* DIRECTION *
Reproduce the whole listing, character for character.

Dataset items
————————

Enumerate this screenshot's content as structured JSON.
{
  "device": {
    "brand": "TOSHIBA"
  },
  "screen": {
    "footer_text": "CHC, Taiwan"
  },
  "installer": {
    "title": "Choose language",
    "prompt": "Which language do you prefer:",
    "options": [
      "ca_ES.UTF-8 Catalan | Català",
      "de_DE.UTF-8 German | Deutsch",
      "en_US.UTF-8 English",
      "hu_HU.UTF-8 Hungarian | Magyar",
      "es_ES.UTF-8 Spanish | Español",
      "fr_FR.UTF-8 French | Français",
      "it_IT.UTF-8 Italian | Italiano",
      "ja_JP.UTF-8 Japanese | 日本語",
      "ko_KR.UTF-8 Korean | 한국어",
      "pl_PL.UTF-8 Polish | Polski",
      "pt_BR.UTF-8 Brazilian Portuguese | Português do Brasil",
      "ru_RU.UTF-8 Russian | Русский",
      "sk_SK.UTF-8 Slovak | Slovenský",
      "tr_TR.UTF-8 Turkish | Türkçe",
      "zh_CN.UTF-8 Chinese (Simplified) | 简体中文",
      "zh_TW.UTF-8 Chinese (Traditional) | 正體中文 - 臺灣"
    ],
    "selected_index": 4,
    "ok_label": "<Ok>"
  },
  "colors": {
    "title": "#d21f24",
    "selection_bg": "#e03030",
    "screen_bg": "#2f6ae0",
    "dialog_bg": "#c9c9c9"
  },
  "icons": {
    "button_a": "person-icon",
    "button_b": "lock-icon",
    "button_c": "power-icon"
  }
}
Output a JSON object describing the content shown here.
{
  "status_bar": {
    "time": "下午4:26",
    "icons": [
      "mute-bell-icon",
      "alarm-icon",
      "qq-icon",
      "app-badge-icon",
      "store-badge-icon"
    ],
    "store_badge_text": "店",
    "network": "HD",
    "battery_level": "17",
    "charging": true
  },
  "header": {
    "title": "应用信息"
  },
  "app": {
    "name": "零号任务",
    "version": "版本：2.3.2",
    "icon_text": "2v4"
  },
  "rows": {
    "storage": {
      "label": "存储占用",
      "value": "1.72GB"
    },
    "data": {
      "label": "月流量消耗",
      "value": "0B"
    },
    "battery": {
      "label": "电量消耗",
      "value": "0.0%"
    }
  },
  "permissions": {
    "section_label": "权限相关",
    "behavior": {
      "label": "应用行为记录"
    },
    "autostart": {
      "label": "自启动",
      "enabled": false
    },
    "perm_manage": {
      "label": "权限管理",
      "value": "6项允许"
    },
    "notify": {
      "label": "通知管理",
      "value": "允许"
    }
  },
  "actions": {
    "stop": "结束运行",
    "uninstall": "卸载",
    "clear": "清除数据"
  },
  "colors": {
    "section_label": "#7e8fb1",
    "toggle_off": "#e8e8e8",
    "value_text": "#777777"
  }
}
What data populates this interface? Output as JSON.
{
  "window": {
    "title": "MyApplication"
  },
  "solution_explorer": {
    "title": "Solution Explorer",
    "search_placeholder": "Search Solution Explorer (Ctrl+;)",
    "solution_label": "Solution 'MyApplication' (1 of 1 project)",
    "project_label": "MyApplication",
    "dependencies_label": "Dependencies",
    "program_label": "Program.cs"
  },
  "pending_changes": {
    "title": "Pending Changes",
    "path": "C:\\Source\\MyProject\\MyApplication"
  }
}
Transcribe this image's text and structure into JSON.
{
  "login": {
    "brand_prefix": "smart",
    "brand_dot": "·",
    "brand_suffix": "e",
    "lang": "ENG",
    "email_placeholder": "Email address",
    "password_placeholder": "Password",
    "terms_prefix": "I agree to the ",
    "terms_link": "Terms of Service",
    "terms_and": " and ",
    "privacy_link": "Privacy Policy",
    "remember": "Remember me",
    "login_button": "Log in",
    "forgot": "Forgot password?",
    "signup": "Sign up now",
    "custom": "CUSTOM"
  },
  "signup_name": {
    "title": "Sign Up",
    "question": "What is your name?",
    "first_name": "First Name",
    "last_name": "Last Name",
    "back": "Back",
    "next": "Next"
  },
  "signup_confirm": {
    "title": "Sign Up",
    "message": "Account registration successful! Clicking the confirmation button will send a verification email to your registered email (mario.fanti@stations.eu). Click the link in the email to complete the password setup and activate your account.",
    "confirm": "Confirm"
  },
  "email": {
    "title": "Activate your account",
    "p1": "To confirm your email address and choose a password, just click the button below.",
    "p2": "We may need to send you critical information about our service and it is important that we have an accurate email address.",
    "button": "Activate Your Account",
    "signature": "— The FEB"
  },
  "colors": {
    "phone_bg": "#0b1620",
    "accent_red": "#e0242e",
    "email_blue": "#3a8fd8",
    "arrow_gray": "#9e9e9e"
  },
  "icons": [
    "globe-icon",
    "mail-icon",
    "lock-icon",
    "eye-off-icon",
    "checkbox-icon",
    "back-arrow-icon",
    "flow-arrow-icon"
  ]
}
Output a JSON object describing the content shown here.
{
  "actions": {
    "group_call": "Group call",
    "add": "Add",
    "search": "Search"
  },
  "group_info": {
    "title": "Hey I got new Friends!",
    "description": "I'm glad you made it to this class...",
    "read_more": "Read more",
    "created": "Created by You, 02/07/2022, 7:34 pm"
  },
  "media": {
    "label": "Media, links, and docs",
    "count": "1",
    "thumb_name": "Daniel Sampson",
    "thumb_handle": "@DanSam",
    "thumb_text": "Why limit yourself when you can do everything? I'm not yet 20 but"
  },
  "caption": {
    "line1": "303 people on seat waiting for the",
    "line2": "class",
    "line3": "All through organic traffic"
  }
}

————————

* WRITTEN REPLY *
Enumerate this screenshot's content as structured JSON.
{
  "device": {
    "brand": "TOSHIBA"
  },
  "screen": {
    "footer_text": "CHC, Taiwan"
  },
  "installer": {
    "title": "Choose language",
    "prompt": "Which language do you prefer:",
    "options": [
      "ca_ES.UTF-8 Catalan | Català",
      "de_DE.UTF-8 German | Deutsch",
      "en_US.UTF-8 English",
      "hu_HU.UTF-8 Hungarian | Magyar",
      "es_ES.UTF-8 Spanish | Español",
      "fr_FR.UTF-8 French | Français",
      "it_IT.UTF-8 Italian | Italiano",
      "ja_JP.UTF-8 Japanese | 日本語",
      "ko_KR.UTF-8 Korean | 한국어",
      "pl_PL.UTF-8 Polish | Polski",
      "pt_BR.UTF-8 Brazilian Portuguese | Português do Brasil",
      "ru_RU.UTF-8 Russian | Русский",
      "sk_SK.UTF-8 Slovak | Slovenský",
      "tr_TR.UTF-8 Turkish | Türkçe",
      "zh_CN.UTF-8 Chinese (Simplified) | 简体中文",
      "zh_TW.UTF-8 Chinese (Traditional) | 正體中文 - 臺灣"
    ],
    "selected_index": 4,
    "ok_label": "<Ok>"
  },
  "colors": {
    "title": "#d21f24",
    "selection_bg": "#e03030",
    "screen_bg": "#2f6ae0",
    "dialog_bg": "#c9c9c9"
  },
  "icons": {
    "button_a": "person-icon",
    "button_b": "lock-icon",
    "button_c": "power-icon"
  }
}
Output a JSON object describing the content shown here.
{
  "status_bar": {
    "time": "下午4:26",
    "icons": [
      "mute-bell-icon",
      "alarm-icon",
      "qq-icon",
      "app-badge-icon",
      "store-badge-icon"
    ],
    "store_badge_text": "店",
    "network": "HD",
    "battery_level": "17",
    "charging": true
  },
  "header": {
    "title": "应用信息"
  },
  "app": {
    "name": "零号任务",
    "version": "版本：2.3.2",
    "icon_text": "2v4"
  },
  "rows": {
    "storage": {
      "label": "存储占用",
      "value": "1.72GB"
    },
    "data": {
      "label": "月流量消耗",
      "value": "0B"
    },
    "battery": {
      "label": "电量消耗",
      "value": "0.0%"
    }
  },
  "permissions": {
    "section_label": "权限相关",
    "behavior": {
      "label": "应用行为记录"
    },
    "autostart": {
      "label": "自启动",
      "enabled": false
    },
    "perm_manage": {
      "label": "权限管理",
      "value": "6项允许"
    },
    "notify": {
      "label": "通知管理",
      "value": "允许"
    }
  },
  "actions": {
    "stop": "结束运行",
    "uninstall": "卸载",
    "clear": "清除数据"
  },
  "colors": {
    "section_label": "#7e8fb1",
    "toggle_off": "#e8e8e8",
    "value_text": "#777777"
  }
}
What data populates this interface? Output as JSON.
{
  "window": {
    "title": "MyApplication"
  },
  "solution_explorer": {
    "title": "Solution Explorer",
    "search_placeholder": "Search Solution Explorer (Ctrl+;)",
    "solution_label": "Solution 'MyApplication' (1 of 1 project)",
    "project_label": "MyApplication",
    "dependencies_label": "Dependencies",
    "program_label": "Program.cs"
  },
  "pending_changes": {
    "title": "Pending Changes",
    "path": "C:\\Source\\MyProject\\MyApplication"
  }
}
Transcribe this image's text and structure into JSON.
{
  "login": {
    "brand_prefix": "smart",
    "brand_dot": "·",
    "brand_suffix": "e",
    "lang": "ENG",
    "email_placeholder": "Email address",
    "password_placeholder": "Password",
    "terms_prefix": "I agree to the ",
    "terms_link": "Terms of Service",
    "terms_and": " and ",
    "privacy_link": "Privacy Policy",
    "remember": "Remember me",
    "login_button": "Log in",
    "forgot": "Forgot password?",
    "signup": "Sign up now",
    "custom": "CUSTOM"
  },
  "signup_name": {
    "title": "Sign Up",
    "question": "What is your name?",
    "first_name": "First Name",
    "last_name": "Last Name",
    "back": "Back",
    "next": "Next"
  },
  "signup_confirm": {
    "title": "Sign Up",
    "message": "Account registration successful! Clicking the confirmation button will send a verification email to your registered email (mario.fanti@stations.eu). Click the link in the email to complete the password setup and activate your account.",
    "confirm": "Confirm"
  },
  "email": {
    "title": "Activate your account",
    "p1": "To confirm your email address and choose a password, just click the button below.",
    "p2": "We may need to send you critical information about our service and it is important that we have an accurate email address.",
    "button": "Activate Your Account",
    "signature": "— The FEB"
  },
  "colors": {
    "phone_bg": "#0b1620",
    "accent_red": "#e0242e",
    "email_blue": "#3a8fd8",
    "arrow_gray": "#9e9e9e"
  },
  "icons": [
    "globe-icon",
    "mail-icon",
    "lock-icon",
    "eye-off-icon",
    "checkbox-icon",
    "back-arrow-icon",
    "flow-arrow-icon"
  ]
}
Output a JSON object describing the content shown here.
{
  "actions": {
    "group_call": "Group call",
    "add": "Add",
    "search": "Search"
  },
  "group_info": {
    "title": "Hey I got new Friends!",
    "description": "I'm glad you made it to this class...",
    "read_more": "Read more",
    "created": "Created by You, 02/07/2022, 7:34 pm"
  },
  "media": {
    "label": "Media, links, and docs",
    "count": "1",
    "thumb_name": "Daniel Sampson",
    "thumb_handle": "@DanSam",
    "thumb_text": "Why limit yourself when you can do everything? I'm not yet 20 but"
  },
  "caption": {
    "line1": "303 people on seat waiting for the",
    "line2": "class",
    "line3": "All through organic traffic"
  }
}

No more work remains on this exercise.